Records excerpted from a collection:
········

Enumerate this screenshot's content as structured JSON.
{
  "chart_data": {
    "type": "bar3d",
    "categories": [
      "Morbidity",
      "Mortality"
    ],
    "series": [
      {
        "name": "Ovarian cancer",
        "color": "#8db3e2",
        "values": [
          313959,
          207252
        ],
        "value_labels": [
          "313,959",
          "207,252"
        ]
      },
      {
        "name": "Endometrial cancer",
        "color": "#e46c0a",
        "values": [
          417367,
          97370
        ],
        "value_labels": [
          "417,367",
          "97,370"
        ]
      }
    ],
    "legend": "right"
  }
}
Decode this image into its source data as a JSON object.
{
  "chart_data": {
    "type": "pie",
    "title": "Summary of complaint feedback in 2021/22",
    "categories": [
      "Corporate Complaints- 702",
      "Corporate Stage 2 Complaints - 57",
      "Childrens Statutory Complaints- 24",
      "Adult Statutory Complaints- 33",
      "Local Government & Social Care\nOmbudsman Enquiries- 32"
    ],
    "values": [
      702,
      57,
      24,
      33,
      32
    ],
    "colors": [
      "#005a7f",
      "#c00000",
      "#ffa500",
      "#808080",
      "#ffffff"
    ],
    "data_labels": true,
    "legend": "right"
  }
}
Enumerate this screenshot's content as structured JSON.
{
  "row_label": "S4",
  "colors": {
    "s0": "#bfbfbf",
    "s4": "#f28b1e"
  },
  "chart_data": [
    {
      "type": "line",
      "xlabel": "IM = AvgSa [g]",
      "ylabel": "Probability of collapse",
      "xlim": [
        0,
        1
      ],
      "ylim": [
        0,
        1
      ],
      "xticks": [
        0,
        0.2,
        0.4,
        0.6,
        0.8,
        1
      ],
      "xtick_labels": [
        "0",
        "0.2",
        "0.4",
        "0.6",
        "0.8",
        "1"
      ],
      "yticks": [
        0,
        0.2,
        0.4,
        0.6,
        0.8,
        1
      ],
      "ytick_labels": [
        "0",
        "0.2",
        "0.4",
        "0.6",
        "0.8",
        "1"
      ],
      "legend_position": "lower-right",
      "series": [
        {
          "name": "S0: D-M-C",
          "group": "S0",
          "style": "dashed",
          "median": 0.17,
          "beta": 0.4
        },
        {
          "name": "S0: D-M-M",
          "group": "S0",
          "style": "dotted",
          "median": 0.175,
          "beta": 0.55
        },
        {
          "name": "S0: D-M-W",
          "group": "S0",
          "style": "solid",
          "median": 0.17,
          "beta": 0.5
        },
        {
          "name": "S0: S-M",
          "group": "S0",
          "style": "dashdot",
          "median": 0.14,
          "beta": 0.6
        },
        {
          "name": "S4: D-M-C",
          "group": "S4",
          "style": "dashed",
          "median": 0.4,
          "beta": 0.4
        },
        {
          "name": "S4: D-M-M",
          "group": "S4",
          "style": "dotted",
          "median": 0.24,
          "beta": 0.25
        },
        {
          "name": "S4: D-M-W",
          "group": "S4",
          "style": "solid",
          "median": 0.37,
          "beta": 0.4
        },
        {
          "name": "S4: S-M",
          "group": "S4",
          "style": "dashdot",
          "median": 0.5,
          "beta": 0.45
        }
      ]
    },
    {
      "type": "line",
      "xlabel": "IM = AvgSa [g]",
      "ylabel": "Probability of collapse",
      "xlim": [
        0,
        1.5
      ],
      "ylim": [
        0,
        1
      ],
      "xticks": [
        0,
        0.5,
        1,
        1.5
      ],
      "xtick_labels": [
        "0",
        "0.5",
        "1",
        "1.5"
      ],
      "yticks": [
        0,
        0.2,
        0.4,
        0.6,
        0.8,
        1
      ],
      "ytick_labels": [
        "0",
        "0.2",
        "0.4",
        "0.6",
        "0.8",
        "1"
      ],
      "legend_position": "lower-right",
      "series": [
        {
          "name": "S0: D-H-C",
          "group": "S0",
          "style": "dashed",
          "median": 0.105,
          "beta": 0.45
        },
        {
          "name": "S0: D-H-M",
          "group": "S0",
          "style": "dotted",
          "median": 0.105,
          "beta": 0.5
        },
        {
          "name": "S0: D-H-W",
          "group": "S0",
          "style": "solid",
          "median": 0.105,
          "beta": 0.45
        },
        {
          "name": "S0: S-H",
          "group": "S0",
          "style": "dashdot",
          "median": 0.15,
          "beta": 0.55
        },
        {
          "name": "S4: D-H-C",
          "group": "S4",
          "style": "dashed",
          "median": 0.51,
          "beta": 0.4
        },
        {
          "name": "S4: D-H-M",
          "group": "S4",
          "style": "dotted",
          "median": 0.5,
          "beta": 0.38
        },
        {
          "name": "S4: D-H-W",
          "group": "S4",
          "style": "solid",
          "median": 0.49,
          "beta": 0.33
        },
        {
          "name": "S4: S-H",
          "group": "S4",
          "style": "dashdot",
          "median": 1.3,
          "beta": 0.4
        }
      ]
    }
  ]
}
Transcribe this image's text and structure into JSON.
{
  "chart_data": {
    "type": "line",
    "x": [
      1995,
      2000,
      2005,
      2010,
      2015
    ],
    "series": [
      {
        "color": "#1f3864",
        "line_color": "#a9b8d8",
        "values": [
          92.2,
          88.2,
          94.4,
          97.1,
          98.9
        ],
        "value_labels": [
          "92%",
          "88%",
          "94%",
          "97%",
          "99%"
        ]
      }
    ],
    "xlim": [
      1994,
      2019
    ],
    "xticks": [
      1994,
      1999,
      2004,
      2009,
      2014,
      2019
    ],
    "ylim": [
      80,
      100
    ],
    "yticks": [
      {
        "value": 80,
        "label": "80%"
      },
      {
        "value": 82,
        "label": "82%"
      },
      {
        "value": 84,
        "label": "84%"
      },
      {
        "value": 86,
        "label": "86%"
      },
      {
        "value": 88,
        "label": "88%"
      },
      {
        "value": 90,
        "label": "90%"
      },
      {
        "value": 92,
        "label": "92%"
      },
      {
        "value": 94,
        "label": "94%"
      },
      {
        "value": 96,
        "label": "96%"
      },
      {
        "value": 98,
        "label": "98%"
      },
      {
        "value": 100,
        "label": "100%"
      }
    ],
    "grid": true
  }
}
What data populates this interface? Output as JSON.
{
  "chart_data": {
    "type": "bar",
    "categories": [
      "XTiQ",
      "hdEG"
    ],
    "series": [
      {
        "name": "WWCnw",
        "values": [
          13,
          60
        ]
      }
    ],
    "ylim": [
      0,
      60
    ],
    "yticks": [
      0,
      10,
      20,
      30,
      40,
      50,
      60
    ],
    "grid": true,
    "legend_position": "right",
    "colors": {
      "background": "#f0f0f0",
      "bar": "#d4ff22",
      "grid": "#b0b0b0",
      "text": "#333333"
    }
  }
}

········

## GOAL
Repeat the data verbatim.

## COMPLETE ANSWER
Enumerate this screenshot's content as structured JSON.
{
  "chart_data": {
    "type": "bar3d",
    "categories": [
      "Morbidity",
      "Mortality"
    ],
    "series": [
      {
        "name": "Ovarian cancer",
        "color": "#8db3e2",
        "values": [
          313959,
          207252
        ],
        "value_labels": [
          "313,959",
          "207,252"
        ]
      },
      {
        "name": "Endometrial cancer",
        "color": "#e46c0a",
        "values": [
          417367,
          97370
        ],
        "value_labels": [
          "417,367",
          "97,370"
        ]
      }
    ],
    "legend": "right"
  }
}
Decode this image into its source data as a JSON object.
{
  "chart_data": {
    "type": "pie",
    "title": "Summary of complaint feedback in 2021/22",
    "categories": [
      "Corporate Complaints- 702",
      "Corporate Stage 2 Complaints - 57",
      "Childrens Statutory Complaints- 24",
      "Adult Statutory Complaints- 33",
      "Local Government & Social Care\nOmbudsman Enquiries- 32"
    ],
    "values": [
      702,
      57,
      24,
      33,
      32
    ],
    "colors": [
      "#005a7f",
      "#c00000",
      "#ffa500",
      "#808080",
      "#ffffff"
    ],
    "data_labels": true,
    "legend": "right"
  }
}
Enumerate this screenshot's content as structured JSON.
{
  "row_label": "S4",
  "colors": {
    "s0": "#bfbfbf",
    "s4": "#f28b1e"
  },
  "chart_data": [
    {
      "type": "line",
      "xlabel": "IM = AvgSa [g]",
      "ylabel": "Probability of collapse",
      "xlim": [
        0,
        1
      ],
      "ylim": [
        0,
        1
      ],
      "xticks": [
        0,
        0.2,
        0.4,
        0.6,
        0.8,
        1
      ],
      "xtick_labels": [
        "0",
        "0.2",
        "0.4",
        "0.6",
        "0.8",
        "1"
      ],
      "yticks": [
        0,
        0.2,
        0.4,
        0.6,
        0.8,
        1
      ],
      "ytick_labels": [
        "0",
        "0.2",
        "0.4",
        "0.6",
        "0.8",
        "1"
      ],
      "legend_position": "lower-right",
      "series": [
        {
          "name": "S0: D-M-C",
          "group": "S0",
          "style": "dashed",
          "median": 0.17,
          "beta": 0.4
        },
        {
          "name": "S0: D-M-M",
          "group": "S0",
          "style": "dotted",
          "median": 0.175,
          "beta": 0.55
        },
        {
          "name": "S0: D-M-W",
          "group": "S0",
          "style": "solid",
          "median": 0.17,
          "beta": 0.5
        },
        {
          "name": "S0: S-M",
          "group": "S0",
          "style": "dashdot",
          "median": 0.14,
          "beta": 0.6
        },
        {
          "name": "S4: D-M-C",
          "group": "S4",
          "style": "dashed",
          "median": 0.4,
          "beta": 0.4
        },
        {
          "name": "S4: D-M-M",
          "group": "S4",
          "style": "dotted",
          "median": 0.24,
          "beta": 0.25
        },
        {
          "name": "S4: D-M-W",
          "group": "S4",
          "style": "solid",
          "median": 0.37,
          "beta": 0.4
        },
        {
          "name": "S4: S-M",
          "group": "S4",
          "style": "dashdot",
          "median": 0.5,
          "beta": 0.45
        }
      ]
    },
    {
      "type": "line",
      "xlabel": "IM = AvgSa [g]",
      "ylabel": "Probability of collapse",
      "xlim": [
        0,
        1.5
      ],
      "ylim": [
        0,
        1
      ],
      "xticks": [
        0,
        0.5,
        1,
        1.5
      ],
      "xtick_labels": [
        "0",
        "0.5",
        "1",
        "1.5"
      ],
      "yticks": [
        0,
        0.2,
        0.4,
        0.6,
        0.8,
        1
      ],
      "ytick_labels": [
        "0",
        "0.2",
        "0.4",
        "0.6",
        "0.8",
        "1"
      ],
      "legend_position": "lower-right",
      "series": [
        {
          "name": "S0: D-H-C",
          "group": "S0",
          "style": "dashed",
          "median": 0.105,
          "beta": 0.45
        },
        {
          "name": "S0: D-H-M",
          "group": "S0",
          "style": "dotted",
          "median": 0.105,
          "beta": 0.5
        },
        {
          "name": "S0: D-H-W",
          "group": "S0",
          "style": "solid",
          "median": 0.105,
          "beta": 0.45
        },
        {
          "name": "S0: S-H",
          "group": "S0",
          "style": "dashdot",
          "median": 0.15,
          "beta": 0.55
        },
        {
          "name": "S4: D-H-C",
          "group": "S4",
          "style": "dashed",
          "median": 0.51,
          "beta": 0.4
        },
        {
          "name": "S4: D-H-M",
          "group": "S4",
          "style": "dotted",
          "median": 0.5,
          "beta": 0.38
        },
        {
          "name": "S4: D-H-W",
          "group": "S4",
          "style": "solid",
          "median": 0.49,
          "beta": 0.33
        },
        {
          "name": "S4: S-H",
          "group": "S4",
          "style": "dashdot",
          "median": 1.3,
          "beta": 0.4
        }
      ]
    }
  ]
}
Transcribe this image's text and structure into JSON.
{
  "chart_data": {
    "type": "line",
    "x": [
      1995,
      2000,
      2005,
      2010,
      2015
    ],
    "series": [
      {
        "color": "#1f3864",
        "line_color": "#a9b8d8",
        "values": [
          92.2,
          88.2,
          94.4,
          97.1,
          98.9
        ],
        "value_labels": [
          "92%",
          "88%",
          "94%",
          "97%",
          "99%"
        ]
      }
    ],
    "xlim": [
      1994,
      2019
    ],
    "xticks": [
      1994,
      1999,
      2004,
      2009,
      2014,
      2019
    ],
    "ylim": [
      80,
      100
    ],
    "yticks": [
      {
        "value": 80,
        "label": "80%"
      },
      {
        "value": 82,
        "label": "82%"
      },
      {
        "value": 84,
        "label": "84%"
      },
      {
        "value": 86,
        "label": "86%"
      },
      {
        "value": 88,
        "label": "88%"
      },
      {
        "value": 90,
        "label": "90%"
      },
      {
        "value": 92,
        "label": "92%"
      },
      {
        "value": 94,
        "label": "94%"
      },
      {
        "value": 96,
        "label": "96%"
      },
      {
        "value": 98,
        "label": "98%"
      },
      {
        "value": 100,
        "label": "100%"
      }
    ],
    "grid": true
  }
}
What data populates this interface? Output as JSON.
{
  "chart_data": {
    "type": "bar",
    "categories": [
      "XTiQ",
      "hdEG"
    ],
    "series": [
      {
        "name": "WWCnw",
        "values": [
          13,
          60
        ]
      }
    ],
    "ylim": [
      0,
      60
    ],
    "yticks": [
      0,
      10,
      20,
      30,
      40,
      50,
      60
    ],
    "grid": true,
    "legend_position": "right",
    "colors": {
      "background": "#f0f0f0",
      "bar": "#d4ff22",
      "grid": "#b0b0b0",
      "text": "#333333"
    }
  }
}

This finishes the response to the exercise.